-- What is asked --
Count how many lines contain the word "larger". Respond with the number alone.

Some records
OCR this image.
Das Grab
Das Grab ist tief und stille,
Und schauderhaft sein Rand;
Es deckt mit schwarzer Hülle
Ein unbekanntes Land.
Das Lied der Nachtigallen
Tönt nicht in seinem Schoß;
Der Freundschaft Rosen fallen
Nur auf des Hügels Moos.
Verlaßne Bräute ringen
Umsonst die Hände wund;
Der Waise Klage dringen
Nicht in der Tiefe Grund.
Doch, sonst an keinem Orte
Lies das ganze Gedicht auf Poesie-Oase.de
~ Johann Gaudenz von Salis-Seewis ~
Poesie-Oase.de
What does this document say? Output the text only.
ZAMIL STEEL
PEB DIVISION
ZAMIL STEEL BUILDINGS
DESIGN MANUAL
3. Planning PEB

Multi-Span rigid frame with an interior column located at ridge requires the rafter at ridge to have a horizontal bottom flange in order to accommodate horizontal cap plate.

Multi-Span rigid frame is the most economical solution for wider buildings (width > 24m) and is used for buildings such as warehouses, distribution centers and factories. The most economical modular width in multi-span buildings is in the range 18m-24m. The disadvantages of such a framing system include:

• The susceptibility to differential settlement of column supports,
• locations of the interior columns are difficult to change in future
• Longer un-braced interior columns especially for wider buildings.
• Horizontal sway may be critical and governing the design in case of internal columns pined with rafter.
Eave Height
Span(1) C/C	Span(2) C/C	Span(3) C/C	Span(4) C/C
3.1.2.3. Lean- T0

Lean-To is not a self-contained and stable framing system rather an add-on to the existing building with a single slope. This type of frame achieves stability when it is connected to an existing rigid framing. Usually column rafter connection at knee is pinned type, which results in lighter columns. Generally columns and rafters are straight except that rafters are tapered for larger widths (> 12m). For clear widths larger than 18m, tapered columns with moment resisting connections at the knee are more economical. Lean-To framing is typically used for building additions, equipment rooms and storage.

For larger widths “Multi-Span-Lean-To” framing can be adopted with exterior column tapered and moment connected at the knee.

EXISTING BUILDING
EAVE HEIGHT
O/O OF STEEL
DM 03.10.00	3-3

-- Reply to the exercise --
2